» **Supplied material**
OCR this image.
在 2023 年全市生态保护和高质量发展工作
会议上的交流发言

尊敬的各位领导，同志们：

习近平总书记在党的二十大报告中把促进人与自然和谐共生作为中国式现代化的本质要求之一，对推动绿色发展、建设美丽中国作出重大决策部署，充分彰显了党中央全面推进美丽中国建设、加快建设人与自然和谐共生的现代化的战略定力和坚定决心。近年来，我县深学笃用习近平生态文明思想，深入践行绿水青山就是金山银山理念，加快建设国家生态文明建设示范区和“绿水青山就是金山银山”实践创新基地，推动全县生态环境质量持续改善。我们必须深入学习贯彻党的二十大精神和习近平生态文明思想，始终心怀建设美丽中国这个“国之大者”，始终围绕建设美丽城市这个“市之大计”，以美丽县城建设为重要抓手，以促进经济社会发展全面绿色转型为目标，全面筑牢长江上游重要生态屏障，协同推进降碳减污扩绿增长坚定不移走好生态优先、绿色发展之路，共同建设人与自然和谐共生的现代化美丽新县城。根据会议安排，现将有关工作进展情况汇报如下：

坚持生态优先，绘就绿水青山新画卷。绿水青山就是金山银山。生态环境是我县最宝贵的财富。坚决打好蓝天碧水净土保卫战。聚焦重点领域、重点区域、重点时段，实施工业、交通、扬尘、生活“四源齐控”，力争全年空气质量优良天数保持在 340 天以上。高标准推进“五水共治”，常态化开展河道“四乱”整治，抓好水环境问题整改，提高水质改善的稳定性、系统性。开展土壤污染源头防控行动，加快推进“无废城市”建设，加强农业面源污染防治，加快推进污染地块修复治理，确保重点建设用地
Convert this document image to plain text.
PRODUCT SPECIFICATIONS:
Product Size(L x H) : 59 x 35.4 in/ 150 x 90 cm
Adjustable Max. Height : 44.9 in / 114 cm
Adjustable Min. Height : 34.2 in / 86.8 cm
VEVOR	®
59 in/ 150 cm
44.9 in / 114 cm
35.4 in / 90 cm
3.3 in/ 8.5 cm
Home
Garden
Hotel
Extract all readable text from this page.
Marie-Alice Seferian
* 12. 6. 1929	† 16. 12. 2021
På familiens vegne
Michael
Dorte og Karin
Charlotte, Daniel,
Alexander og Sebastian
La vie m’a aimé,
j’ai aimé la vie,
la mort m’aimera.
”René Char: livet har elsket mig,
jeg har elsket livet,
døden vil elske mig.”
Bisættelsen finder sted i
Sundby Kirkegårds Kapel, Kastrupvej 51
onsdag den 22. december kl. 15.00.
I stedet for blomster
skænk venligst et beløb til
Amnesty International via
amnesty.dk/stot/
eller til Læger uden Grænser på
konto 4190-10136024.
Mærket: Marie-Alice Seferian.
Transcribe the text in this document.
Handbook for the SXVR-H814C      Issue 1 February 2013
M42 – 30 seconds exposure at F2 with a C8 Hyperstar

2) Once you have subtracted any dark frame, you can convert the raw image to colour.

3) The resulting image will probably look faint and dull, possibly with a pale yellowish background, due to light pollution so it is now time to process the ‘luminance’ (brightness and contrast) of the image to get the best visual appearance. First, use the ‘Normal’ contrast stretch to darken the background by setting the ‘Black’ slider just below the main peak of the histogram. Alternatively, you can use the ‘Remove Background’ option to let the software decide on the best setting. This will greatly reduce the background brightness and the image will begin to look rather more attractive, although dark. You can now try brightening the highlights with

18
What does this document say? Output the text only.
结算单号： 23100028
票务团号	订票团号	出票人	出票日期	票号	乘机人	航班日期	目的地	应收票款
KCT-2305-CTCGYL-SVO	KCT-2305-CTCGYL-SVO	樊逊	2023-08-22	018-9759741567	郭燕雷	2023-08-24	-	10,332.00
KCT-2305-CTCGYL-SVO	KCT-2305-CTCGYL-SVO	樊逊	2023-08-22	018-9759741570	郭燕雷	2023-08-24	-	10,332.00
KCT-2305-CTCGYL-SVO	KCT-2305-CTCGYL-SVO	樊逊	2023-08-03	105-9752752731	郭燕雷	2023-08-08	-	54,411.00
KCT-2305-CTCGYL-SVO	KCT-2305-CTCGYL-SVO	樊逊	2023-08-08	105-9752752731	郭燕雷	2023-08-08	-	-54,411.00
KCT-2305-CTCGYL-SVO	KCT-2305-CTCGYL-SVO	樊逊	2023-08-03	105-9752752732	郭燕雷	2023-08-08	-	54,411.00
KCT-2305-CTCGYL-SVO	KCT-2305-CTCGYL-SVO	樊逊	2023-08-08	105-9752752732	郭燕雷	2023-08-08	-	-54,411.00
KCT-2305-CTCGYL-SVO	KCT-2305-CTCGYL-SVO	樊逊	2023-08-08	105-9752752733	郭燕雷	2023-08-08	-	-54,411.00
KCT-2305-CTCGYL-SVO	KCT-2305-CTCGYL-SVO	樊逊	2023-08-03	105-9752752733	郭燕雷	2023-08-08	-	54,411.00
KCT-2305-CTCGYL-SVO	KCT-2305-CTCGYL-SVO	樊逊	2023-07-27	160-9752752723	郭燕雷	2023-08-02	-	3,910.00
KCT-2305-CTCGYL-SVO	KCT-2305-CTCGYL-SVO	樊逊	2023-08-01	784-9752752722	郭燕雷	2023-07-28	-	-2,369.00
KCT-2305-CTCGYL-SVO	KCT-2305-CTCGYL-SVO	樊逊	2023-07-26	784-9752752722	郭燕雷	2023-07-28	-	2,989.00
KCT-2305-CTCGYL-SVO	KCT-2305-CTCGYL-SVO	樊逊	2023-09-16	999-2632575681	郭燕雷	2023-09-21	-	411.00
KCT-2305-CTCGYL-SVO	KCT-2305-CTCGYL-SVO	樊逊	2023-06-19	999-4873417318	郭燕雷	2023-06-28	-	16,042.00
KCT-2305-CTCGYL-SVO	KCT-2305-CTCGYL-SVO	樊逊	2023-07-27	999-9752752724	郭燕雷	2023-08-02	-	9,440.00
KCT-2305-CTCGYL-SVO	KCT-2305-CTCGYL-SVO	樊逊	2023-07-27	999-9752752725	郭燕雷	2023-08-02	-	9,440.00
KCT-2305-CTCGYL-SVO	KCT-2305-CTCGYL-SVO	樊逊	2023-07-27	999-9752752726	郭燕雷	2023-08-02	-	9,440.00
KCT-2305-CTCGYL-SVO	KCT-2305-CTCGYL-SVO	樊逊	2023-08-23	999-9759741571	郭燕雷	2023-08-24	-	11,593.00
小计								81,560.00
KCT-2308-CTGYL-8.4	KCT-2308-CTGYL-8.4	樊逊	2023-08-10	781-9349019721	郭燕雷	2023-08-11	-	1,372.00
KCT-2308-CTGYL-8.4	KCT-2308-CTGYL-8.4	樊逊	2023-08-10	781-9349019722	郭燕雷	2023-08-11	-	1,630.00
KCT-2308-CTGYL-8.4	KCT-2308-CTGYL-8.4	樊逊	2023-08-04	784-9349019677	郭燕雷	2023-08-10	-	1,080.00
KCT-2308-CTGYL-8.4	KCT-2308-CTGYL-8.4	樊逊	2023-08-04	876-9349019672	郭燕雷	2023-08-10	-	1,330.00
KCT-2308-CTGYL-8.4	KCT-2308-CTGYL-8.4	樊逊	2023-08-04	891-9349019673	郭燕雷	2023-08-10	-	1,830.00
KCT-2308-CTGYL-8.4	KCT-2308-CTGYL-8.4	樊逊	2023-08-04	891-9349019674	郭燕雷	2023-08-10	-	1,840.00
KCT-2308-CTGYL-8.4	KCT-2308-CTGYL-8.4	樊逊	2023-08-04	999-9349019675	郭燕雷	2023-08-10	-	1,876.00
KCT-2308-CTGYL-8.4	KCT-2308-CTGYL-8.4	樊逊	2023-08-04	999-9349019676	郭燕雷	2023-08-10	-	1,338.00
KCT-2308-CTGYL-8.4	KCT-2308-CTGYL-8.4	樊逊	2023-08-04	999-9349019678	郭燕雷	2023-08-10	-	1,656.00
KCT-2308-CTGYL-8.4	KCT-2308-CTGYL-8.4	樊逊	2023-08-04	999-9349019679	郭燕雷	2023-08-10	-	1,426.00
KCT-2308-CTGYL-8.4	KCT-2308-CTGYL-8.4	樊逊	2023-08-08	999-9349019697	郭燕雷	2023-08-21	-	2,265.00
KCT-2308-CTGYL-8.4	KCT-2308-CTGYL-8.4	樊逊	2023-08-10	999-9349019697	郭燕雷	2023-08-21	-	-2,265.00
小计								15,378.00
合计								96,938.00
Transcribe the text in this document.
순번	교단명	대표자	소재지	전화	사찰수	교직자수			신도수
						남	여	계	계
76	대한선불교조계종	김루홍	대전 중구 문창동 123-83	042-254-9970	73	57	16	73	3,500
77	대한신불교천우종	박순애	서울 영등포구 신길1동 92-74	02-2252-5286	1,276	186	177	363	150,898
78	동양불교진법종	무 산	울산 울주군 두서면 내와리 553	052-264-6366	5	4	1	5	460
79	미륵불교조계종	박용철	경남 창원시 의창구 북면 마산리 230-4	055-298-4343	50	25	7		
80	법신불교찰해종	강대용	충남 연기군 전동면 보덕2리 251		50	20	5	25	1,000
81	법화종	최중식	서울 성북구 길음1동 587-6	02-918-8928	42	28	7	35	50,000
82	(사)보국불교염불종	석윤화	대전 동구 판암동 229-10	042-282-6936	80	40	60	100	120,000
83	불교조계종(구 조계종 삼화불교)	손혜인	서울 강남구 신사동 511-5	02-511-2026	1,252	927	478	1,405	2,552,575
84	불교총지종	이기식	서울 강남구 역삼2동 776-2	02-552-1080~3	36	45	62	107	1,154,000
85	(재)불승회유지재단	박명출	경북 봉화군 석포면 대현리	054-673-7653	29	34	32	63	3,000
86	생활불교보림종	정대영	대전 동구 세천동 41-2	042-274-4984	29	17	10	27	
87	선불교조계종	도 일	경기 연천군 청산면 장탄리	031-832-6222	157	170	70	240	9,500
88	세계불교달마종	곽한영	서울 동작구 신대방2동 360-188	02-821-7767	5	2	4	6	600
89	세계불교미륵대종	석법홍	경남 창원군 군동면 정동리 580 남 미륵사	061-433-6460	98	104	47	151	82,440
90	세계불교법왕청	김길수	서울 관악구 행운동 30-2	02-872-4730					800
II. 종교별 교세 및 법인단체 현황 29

» **Description of the task**
Copy out all lines from the material above that contain the string "elsket".

» **Solution to the problem**
”René Char: livet har elsket mig,
jeg har elsket livet,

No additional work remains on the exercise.